Os três poderes se autodestruíram não obedecendo mais as leis. Inocentes seguem presos e exilados.

 

Definitivamente, a essa altura do campeonato, eu preciso concordar com a esquerda: anistia, não. O que precisa ser feito imediatamente é a anulação de todos esses processos fajutos, baseados em crimes inventados por quem, de fato, deu o golpe no Brasil — e hoje já não há mais dúvidas sobre isso.

Da mesma forma, não concordo com o impeachment de ministros que deveriam estar presos. O golpe dado pelo Judiciário, com a aquiescência e a tutela do mercado, anulou o papel e esvaziou os poderes do Legislativo, que já não vota nem decide absolutamente nada.

Não faz sentido colocar inocentes na mesma condição de criminosos que foram anistiados no passado. Não se concede anistia a quem não cometeu crime. É preciso libertá-los e promover uma reparação — cujo tamanho jamais será suficiente para aplacar o sofrimento vivido por essas pessoas e por seus familiares. Há mortos, há exilados, há presos. Há Bolsonaro lutando pela própria vida e sequer sendo autorizado a cumprir uma pena sem crime em seu domicílio.

Não dá mais para sustentar essa farsa de república. Não dá mais para respeitar instituições que não se dão ao respeito.

**Informações fornecidas:**

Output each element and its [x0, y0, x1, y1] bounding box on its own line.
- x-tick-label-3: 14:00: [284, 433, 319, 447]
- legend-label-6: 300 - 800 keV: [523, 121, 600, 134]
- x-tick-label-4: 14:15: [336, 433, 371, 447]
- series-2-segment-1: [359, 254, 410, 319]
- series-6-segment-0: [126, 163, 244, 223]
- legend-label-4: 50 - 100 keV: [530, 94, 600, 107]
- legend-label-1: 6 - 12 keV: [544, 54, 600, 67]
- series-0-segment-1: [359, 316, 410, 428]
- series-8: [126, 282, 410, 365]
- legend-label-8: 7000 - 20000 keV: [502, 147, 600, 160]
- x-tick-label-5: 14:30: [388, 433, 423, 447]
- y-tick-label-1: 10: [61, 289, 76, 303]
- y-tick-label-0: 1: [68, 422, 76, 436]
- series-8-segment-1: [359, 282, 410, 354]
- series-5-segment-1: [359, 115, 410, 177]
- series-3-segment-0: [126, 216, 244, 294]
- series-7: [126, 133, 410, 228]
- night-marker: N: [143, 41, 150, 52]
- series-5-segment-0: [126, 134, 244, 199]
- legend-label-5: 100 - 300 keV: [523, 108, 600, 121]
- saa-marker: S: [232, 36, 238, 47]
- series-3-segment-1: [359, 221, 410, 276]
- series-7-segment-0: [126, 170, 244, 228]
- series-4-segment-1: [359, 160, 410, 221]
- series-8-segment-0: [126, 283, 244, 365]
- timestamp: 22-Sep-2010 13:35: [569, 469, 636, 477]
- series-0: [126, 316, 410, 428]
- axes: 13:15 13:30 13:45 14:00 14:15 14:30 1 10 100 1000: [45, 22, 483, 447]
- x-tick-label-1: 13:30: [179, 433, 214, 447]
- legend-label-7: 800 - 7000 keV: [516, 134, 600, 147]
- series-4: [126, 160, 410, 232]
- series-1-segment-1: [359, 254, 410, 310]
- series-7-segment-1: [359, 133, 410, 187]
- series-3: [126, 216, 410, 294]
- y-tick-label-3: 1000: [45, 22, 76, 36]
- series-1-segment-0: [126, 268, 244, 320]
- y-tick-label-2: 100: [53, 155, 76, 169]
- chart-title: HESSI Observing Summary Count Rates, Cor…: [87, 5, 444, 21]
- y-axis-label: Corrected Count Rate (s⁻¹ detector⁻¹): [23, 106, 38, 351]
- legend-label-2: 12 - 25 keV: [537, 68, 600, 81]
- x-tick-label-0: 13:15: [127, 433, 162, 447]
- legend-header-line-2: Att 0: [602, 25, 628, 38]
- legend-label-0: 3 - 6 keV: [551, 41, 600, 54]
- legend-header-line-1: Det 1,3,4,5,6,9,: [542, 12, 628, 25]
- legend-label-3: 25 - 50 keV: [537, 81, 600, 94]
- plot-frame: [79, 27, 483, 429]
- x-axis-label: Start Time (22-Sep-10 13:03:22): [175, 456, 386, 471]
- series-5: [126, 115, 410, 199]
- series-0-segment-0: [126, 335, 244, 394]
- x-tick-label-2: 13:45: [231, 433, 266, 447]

**Item da tarefa:** Retome o texto de opinião sobre anistia e os três poderes e dê continuidade a ele a partir da última frase.

**Resposta escrita:**
A anulação dos processos e a soltura imediata são o mínimo que precisa ser feito neste momento. Caso contrário, a escalada de ilegalidades não terá mais freios. O sistema legal de freios e contrapesos simplesmente não existe mais. Vivemos em um país que, enquanto organização institucional, já morreu. O que restou foi a nação — somos nós, que ainda sustentamos uma estrutura em estado avançado de decomposição, enquanto ninguém tem coragem de assinar seu atestado de óbito.

O trem já descarrilhou. A farsa da eleição para presidente em 2022 foi desmascarada. É tão evidente que os petistas hoje se veem obrigados a defender Moraes e os bancos, pois devem a ele a posição do seu ladrão-mor na Presidência, com direito a uma primeira-dama deslumbrada, cara e tão fora da curva que ganhou até um ministério próprio.

Não dá para contar com o Legislativo. A imprensa diz uma coisa hoje e desdiz amanhã, de acordo com os ganhos financeiros que cada narrativa pode gerar. O país caiu em total descrédito, mas parece que escolhemos continuar nos enganando na famosa “vida que segue”, sem saber para onde nem como.

Há quanto tempo essa república vive de fachada? O fato é que os verdadeiros destruidores da democracia decretaram a prisão de pessoas que sabem muito bem serem inocentes. A quem recorrer? Talvez ao espelho — e à constatação de que somos milhões, não milhares, e que uma ação conjunta não encontra tribunal capaz de contê-la.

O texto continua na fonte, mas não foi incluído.